-- START Supplied entries --

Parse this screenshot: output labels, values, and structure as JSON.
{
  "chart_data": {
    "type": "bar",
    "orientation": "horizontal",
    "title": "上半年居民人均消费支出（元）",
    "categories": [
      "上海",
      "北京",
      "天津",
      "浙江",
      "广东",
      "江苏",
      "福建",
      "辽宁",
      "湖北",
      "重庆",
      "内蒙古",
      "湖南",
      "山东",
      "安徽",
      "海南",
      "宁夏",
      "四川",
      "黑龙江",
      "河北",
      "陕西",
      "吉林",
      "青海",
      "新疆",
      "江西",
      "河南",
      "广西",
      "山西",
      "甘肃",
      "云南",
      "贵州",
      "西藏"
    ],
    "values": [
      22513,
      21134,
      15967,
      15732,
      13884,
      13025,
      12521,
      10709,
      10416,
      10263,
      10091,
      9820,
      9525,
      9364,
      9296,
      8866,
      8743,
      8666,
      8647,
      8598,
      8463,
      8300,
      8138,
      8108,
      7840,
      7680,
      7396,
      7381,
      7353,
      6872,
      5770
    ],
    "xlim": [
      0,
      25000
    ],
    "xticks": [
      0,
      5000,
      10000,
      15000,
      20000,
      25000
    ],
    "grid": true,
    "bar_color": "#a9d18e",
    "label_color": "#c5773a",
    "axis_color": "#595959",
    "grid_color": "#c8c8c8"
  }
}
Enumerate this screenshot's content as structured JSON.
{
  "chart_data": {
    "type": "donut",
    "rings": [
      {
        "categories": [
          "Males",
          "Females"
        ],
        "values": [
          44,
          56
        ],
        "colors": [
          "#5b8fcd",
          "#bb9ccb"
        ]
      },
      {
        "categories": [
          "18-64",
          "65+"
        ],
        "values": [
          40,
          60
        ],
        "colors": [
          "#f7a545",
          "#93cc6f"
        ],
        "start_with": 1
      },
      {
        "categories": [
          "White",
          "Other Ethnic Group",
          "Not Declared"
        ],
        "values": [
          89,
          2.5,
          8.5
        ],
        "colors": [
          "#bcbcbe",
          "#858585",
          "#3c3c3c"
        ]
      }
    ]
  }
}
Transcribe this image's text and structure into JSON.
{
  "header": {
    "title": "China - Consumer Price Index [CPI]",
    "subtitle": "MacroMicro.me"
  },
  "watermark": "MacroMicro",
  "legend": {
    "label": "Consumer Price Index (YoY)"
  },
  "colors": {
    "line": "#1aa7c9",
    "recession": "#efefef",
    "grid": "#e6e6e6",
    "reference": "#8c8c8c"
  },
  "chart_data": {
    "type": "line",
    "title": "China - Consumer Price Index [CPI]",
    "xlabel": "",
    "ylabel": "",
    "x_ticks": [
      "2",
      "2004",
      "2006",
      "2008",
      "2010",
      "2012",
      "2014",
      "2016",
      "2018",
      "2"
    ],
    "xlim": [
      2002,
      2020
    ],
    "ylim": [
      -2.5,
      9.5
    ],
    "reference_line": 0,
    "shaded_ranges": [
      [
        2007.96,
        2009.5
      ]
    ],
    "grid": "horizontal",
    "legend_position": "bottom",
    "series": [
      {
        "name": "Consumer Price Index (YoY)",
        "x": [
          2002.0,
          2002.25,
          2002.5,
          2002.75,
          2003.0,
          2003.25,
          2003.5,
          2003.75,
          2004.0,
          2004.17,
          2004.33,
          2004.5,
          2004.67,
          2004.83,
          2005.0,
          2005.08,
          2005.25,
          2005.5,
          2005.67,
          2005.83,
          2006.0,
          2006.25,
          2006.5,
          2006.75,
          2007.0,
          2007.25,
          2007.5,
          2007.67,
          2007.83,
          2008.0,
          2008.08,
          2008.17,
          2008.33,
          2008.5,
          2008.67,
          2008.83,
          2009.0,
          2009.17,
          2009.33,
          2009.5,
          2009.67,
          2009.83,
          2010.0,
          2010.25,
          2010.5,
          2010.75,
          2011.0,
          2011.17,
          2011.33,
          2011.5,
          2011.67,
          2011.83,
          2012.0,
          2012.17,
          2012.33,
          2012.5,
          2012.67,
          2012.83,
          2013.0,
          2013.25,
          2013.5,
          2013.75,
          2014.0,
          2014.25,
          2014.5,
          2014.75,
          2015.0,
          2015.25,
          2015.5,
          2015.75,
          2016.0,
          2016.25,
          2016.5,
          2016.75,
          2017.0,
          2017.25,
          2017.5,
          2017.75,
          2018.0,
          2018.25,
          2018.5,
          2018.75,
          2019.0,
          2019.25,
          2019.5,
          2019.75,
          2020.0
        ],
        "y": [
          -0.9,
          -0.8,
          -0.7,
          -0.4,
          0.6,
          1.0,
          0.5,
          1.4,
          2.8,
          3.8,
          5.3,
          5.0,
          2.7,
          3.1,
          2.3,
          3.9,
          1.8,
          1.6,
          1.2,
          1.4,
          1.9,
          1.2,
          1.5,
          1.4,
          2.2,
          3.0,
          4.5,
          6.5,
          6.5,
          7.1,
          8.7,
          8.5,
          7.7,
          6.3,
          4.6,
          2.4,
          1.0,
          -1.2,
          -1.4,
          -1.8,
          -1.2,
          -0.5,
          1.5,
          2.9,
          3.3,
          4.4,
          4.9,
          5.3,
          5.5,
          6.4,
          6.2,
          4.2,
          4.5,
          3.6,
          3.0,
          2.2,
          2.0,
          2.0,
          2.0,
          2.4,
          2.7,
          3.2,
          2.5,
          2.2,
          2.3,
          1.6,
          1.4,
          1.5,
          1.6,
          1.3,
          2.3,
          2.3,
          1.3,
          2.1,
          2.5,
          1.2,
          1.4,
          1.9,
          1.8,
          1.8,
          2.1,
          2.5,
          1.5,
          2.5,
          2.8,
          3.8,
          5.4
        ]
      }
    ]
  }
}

-- END Supplied entries --

**What you will do:**
Write out all of the records once more, exactly.

**Solution to this exercise:**
Parse this screenshot: output labels, values, and structure as JSON.
{
  "chart_data": {
    "type": "bar",
    "orientation": "horizontal",
    "title": "上半年居民人均消费支出（元）",
    "categories": [
      "上海",
      "北京",
      "天津",
      "浙江",
      "广东",
      "江苏",
      "福建",
      "辽宁",
      "湖北",
      "重庆",
      "内蒙古",
      "湖南",
      "山东",
      "安徽",
      "海南",
      "宁夏",
      "四川",
      "黑龙江",
      "河北",
      "陕西",
      "吉林",
      "青海",
      "新疆",
      "江西",
      "河南",
      "广西",
      "山西",
      "甘肃",
      "云南",
      "贵州",
      "西藏"
    ],
    "values": [
      22513,
      21134,
      15967,
      15732,
      13884,
      13025,
      12521,
      10709,
      10416,
      10263,
      10091,
      9820,
      9525,
      9364,
      9296,
      8866,
      8743,
      8666,
      8647,
      8598,
      8463,
      8300,
      8138,
      8108,
      7840,
      7680,
      7396,
      7381,
      7353,
      6872,
      5770
    ],
    "xlim": [
      0,
      25000
    ],
    "xticks": [
      0,
      5000,
      10000,
      15000,
      20000,
      25000
    ],
    "grid": true,
    "bar_color": "#a9d18e",
    "label_color": "#c5773a",
    "axis_color": "#595959",
    "grid_color": "#c8c8c8"
  }
}
Enumerate this screenshot's content as structured JSON.
{
  "chart_data": {
    "type": "donut",
    "rings": [
      {
        "categories": [
          "Males",
          "Females"
        ],
        "values": [
          44,
          56
        ],
        "colors": [
          "#5b8fcd",
          "#bb9ccb"
        ]
      },
      {
        "categories": [
          "18-64",
          "65+"
        ],
        "values": [
          40,
          60
        ],
        "colors": [
          "#f7a545",
          "#93cc6f"
        ],
        "start_with": 1
      },
      {
        "categories": [
          "White",
          "Other Ethnic Group",
          "Not Declared"
        ],
        "values": [
          89,
          2.5,
          8.5
        ],
        "colors": [
          "#bcbcbe",
          "#858585",
          "#3c3c3c"
        ]
      }
    ]
  }
}
Transcribe this image's text and structure into JSON.
{
  "header": {
    "title": "China - Consumer Price Index [CPI]",
    "subtitle": "MacroMicro.me"
  },
  "watermark": "MacroMicro",
  "legend": {
    "label": "Consumer Price Index (YoY)"
  },
  "colors": {
    "line": "#1aa7c9",
    "recession": "#efefef",
    "grid": "#e6e6e6",
    "reference": "#8c8c8c"
  },
  "chart_data": {
    "type": "line",
    "title": "China - Consumer Price Index [CPI]",
    "xlabel": "",
    "ylabel": "",
    "x_ticks": [
      "2",
      "2004",
      "2006",
      "2008",
      "2010",
      "2012",
      "2014",
      "2016",
      "2018",
      "2"
    ],
    "xlim": [
      2002,
      2020
    ],
    "ylim": [
      -2.5,
      9.5
    ],
    "reference_line": 0,
    "shaded_ranges": [
      [
        2007.96,
        2009.5
      ]
    ],
    "grid": "horizontal",
    "legend_position": "bottom",
    "series": [
      {
        "name": "Consumer Price Index (YoY)",
        "x": [
          2002.0,
          2002.25,
          2002.5,
          2002.75,
          2003.0,
          2003.25,
          2003.5,
          2003.75,
          2004.0,
          2004.17,
          2004.33,
          2004.5,
          2004.67,
          2004.83,
          2005.0,
          2005.08,
          2005.25,
          2005.5,
          2005.67,
          2005.83,
          2006.0,
          2006.25,
          2006.5,
          2006.75,
          2007.0,
          2007.25,
          2007.5,
          2007.67,
          2007.83,
          2008.0,
          2008.08,
          2008.17,
          2008.33,
          2008.5,
          2008.67,
          2008.83,
          2009.0,
          2009.17,
          2009.33,
          2009.5,
          2009.67,
          2009.83,
          2010.0,
          2010.25,
          2010.5,
          2010.75,
          2011.0,
          2011.17,
          2011.33,
          2011.5,
          2011.67,
          2011.83,
          2012.0,
          2012.17,
          2012.33,
          2012.5,
          2012.67,
          2012.83,
          2013.0,
          2013.25,
          2013.5,
          2013.75,
          2014.0,
          2014.25,
          2014.5,
          2014.75,
          2015.0,
          2015.25,
          2015.5,
          2015.75,
          2016.0,
          2016.25,
          2016.5,
          2016.75,
          2017.0,
          2017.25,
          2017.5,
          2017.75,
          2018.0,
          2018.25,
          2018.5,
          2018.75,
          2019.0,
          2019.25,
          2019.5,
          2019.75,
          2020.0
        ],
        "y": [
          -0.9,
          -0.8,
          -0.7,
          -0.4,
          0.6,
          1.0,
          0.5,
          1.4,
          2.8,
          3.8,
          5.3,
          5.0,
          2.7,
          3.1,
          2.3,
          3.9,
          1.8,
          1.6,
          1.2,
          1.4,
          1.9,
          1.2,
          1.5,
          1.4,
          2.2,
          3.0,
          4.5,
          6.5,
          6.5,
          7.1,
          8.7,
          8.5,
          7.7,
          6.3,
          4.6,
          2.4,
          1.0,
          -1.2,
          -1.4,
          -1.8,
          -1.2,
          -0.5,
          1.5,
          2.9,
          3.3,
          4.4,
          4.9,
          5.3,
          5.5,
          6.4,
          6.2,
          4.2,
          4.5,
          3.6,
          3.0,
          2.2,
          2.0,
          2.0,
          2.0,
          2.4,
          2.7,
          3.2,
          2.5,
          2.2,
          2.3,
          1.6,
          1.4,
          1.5,
          1.6,
          1.3,
          2.3,
          2.3,
          1.3,
          2.1,
          2.5,
          1.2,
          1.4,
          1.9,
          1.8,
          1.8,
          2.1,
          2.5,
          1.5,
          2.5,
          2.8,
          3.8,
          5.4
        ]
      }
    ]
  }
}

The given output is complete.